*** RECORDS PROVIDED

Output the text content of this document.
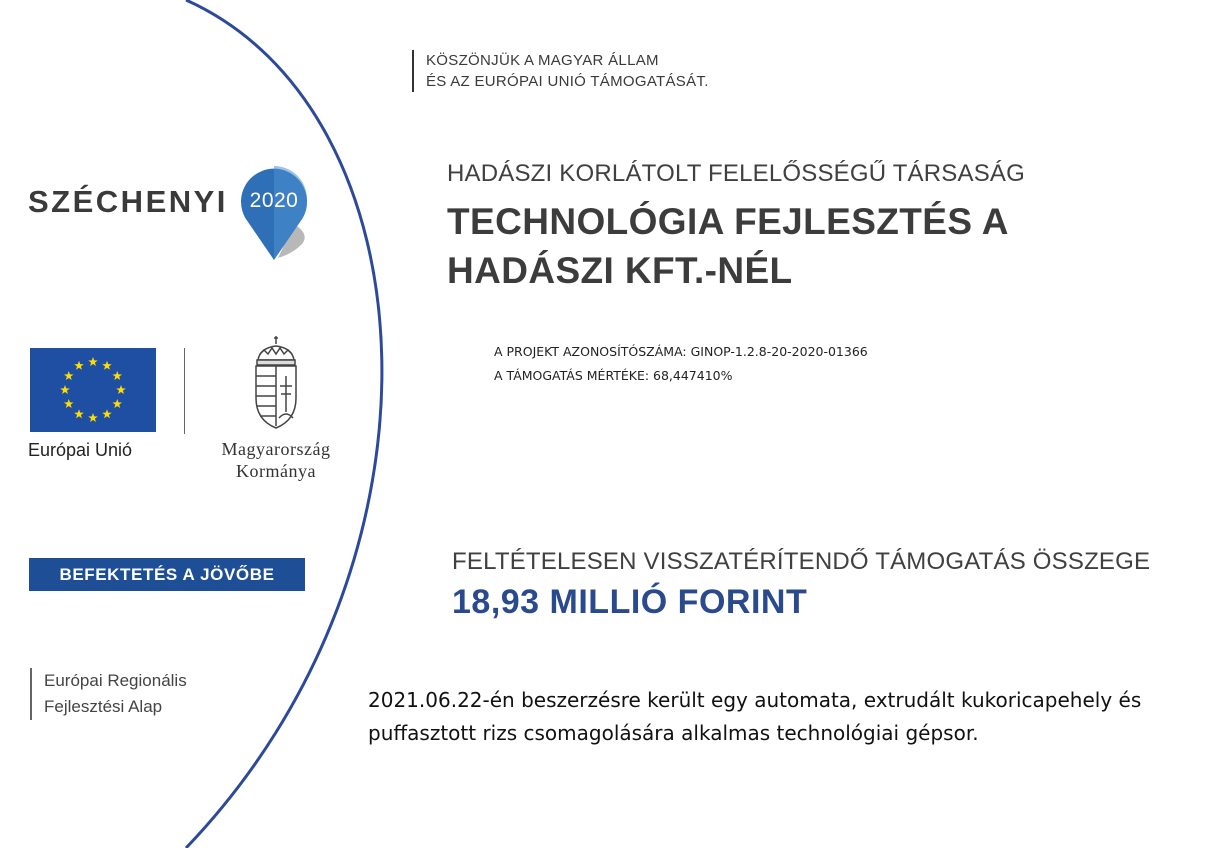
KÖSZÖNJÜK A MAGYAR ÁLLAM
ÉS AZ EURÓPAI UNIÓ TÁMOGATÁSÁT.
SZÉCHENYI 2020
HADÁSZI KORLÁTOLT FELELŐSSÉGŰ TÁRSASÁG
TECHNOLÓGIA FEJLESZTÉS A
HADÁSZI KFT.-NÉL
A PROJEKT AZONOSÍTÓSZÁMA: GINOP-1.2.8-20-2020-01366
A TÁMOGATÁS MÉRTÉKE: 68,447410%
Európai Unió	Magyarország
Kormánya
BEFEKTETÉS A JÖVŐBE
Európai Regionális
Fejlesztési Alap
FELTÉTELESEN VISSZATÉRÍTENDŐ TÁMOGATÁS ÖSSZEGE
18,93 MILLIÓ FORINT
2021.06.22-én beszerzésre került egy automata, extrudált kukoricapehely és puffasztott rizs csomagolására alkalmas technológiai gépsor.
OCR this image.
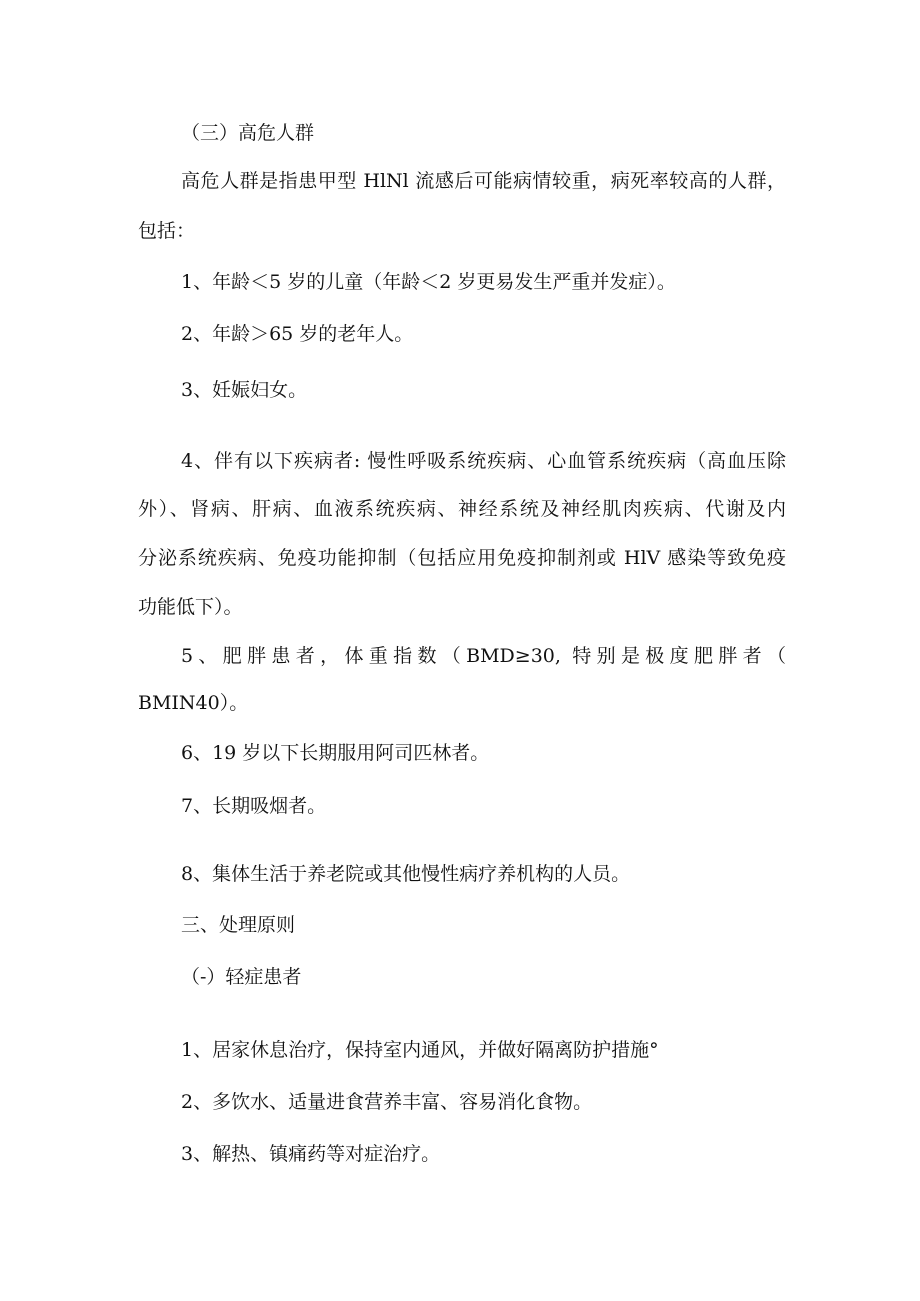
（三）高危人群
高危人群是指患甲型 HlNl 流感后可能病情较重，病死率较高的人群，
包括：
1、年龄＜5 岁的儿童（年龄＜2 岁更易发生严重并发症）。
2、年龄＞65 岁的老年人。
3、妊娠妇女。
4、伴有以下疾病者: 慢性呼吸系统疾病、心血管系统疾病（高血压除
外）、肾病、肝病、血液系统疾病、神经系统及神经肌肉疾病、代谢及内
分泌系统疾病、免疫功能抑制（包括应用免疫抑制剂或 HlV 感染等致免疫
功能低下）。
5、肥胖患者，体重指数（BMD≥30, 特别是极度肥胖者（
BMIN40）。
6、19 岁以下长期服用阿司匹林者。
7、长期吸烟者。
8、集体生活于养老院或其他慢性病疗养机构的人员。
三、处理原则
（-）轻症患者
1、居家休息治疗，保持室内通风，并做好隔离防护措施°
2、多饮水、适量进食营养丰富、容易消化食物。
3、解热、镇痛药等对症治疗。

******

» TO DO
In the lines above, locate the string "this". Copy every line where it occurs.

» TASK SOLUTION
Output the text content of this document.
OCR this image.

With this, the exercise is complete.